§ **What you have to do**
Gather the lines that hold the string "JSON".

§ **Rows**
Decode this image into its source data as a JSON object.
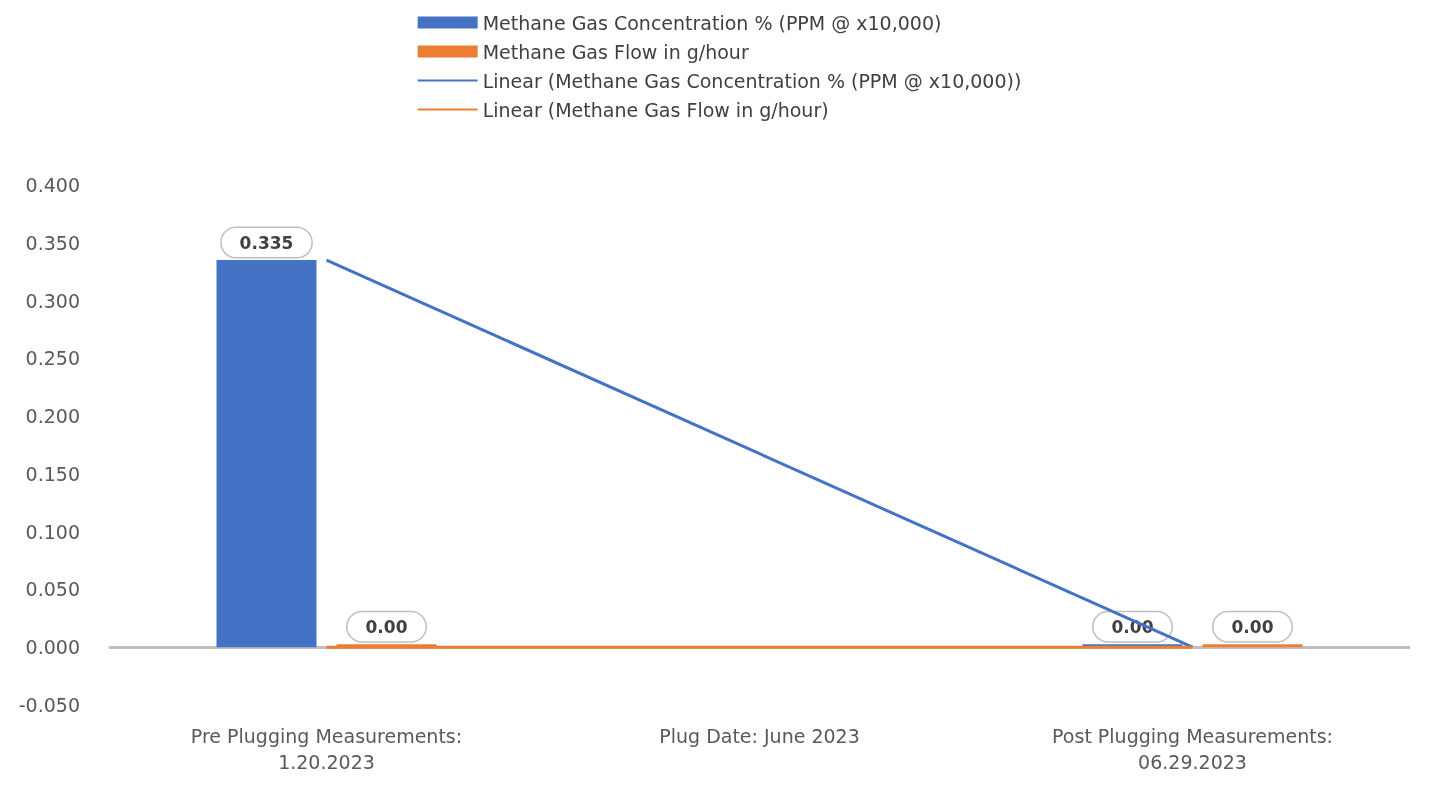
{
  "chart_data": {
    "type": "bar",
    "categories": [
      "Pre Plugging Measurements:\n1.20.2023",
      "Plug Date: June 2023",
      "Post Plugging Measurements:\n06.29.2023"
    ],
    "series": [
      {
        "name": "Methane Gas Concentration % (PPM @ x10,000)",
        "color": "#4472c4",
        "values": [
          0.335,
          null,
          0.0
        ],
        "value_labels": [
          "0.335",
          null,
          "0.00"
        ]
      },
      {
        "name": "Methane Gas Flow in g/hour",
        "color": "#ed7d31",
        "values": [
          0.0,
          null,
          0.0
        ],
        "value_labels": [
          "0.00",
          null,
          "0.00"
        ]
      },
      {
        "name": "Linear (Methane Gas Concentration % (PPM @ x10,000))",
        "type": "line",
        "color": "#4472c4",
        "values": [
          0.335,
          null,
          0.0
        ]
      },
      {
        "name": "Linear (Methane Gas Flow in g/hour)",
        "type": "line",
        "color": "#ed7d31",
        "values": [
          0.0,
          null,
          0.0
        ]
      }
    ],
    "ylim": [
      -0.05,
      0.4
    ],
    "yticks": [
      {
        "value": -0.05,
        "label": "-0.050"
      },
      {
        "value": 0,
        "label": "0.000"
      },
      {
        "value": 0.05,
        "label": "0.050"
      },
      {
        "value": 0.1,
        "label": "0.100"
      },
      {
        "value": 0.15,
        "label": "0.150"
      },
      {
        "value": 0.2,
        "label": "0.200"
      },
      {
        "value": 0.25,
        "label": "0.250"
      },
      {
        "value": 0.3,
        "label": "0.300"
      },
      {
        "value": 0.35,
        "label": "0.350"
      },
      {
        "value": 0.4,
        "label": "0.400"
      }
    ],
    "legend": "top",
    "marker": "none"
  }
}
==
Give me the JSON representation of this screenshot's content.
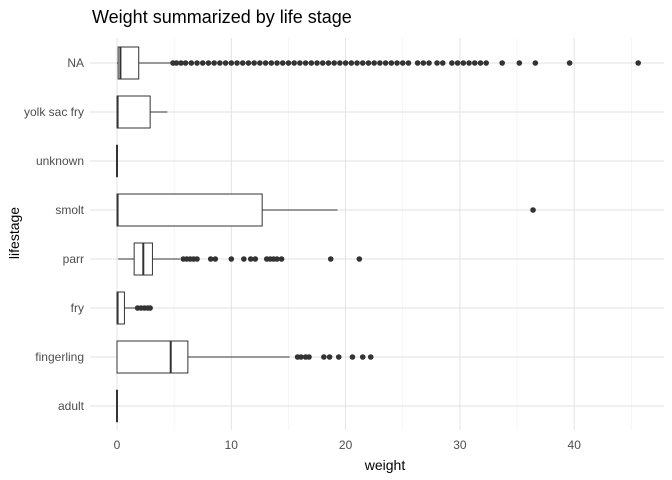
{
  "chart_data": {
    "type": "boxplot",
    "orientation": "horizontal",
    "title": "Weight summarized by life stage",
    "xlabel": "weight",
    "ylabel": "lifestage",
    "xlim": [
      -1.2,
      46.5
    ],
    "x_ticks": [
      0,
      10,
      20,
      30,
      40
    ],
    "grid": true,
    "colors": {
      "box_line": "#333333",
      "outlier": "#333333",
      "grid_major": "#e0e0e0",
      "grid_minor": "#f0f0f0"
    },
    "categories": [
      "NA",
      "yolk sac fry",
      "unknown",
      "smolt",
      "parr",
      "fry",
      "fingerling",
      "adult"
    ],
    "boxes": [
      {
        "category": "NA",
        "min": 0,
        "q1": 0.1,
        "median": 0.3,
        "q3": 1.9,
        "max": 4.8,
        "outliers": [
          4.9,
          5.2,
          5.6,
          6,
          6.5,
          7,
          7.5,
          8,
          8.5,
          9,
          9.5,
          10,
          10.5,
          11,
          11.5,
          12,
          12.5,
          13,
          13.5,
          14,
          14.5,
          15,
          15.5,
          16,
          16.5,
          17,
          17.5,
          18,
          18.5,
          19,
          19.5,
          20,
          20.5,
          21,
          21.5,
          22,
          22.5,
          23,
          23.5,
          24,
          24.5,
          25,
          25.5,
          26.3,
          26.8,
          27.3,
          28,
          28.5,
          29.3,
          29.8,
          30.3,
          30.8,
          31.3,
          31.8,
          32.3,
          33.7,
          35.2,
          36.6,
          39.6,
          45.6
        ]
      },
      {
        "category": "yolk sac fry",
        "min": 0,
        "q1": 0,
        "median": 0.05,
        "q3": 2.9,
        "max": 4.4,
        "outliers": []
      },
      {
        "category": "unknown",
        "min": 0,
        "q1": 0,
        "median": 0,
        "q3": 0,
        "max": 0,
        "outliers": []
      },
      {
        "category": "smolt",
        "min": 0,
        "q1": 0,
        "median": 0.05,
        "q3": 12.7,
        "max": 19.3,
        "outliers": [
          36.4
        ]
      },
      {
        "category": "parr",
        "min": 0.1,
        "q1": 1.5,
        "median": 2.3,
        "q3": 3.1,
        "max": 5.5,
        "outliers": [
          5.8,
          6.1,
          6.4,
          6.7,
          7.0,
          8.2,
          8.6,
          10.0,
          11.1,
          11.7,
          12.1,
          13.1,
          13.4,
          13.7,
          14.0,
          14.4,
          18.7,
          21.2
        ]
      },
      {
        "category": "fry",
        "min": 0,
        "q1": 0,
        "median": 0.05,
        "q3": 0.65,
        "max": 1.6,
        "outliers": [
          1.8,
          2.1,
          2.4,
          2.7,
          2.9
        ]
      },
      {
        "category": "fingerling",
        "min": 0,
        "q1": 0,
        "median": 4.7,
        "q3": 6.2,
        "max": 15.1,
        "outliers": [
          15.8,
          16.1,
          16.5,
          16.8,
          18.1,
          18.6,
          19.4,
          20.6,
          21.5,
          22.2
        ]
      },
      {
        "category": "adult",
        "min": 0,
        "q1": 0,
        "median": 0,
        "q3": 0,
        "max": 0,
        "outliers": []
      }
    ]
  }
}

§ **Correct output**
Decode this image into its source data as a JSON object.
Give me the JSON representation of this screenshot's content.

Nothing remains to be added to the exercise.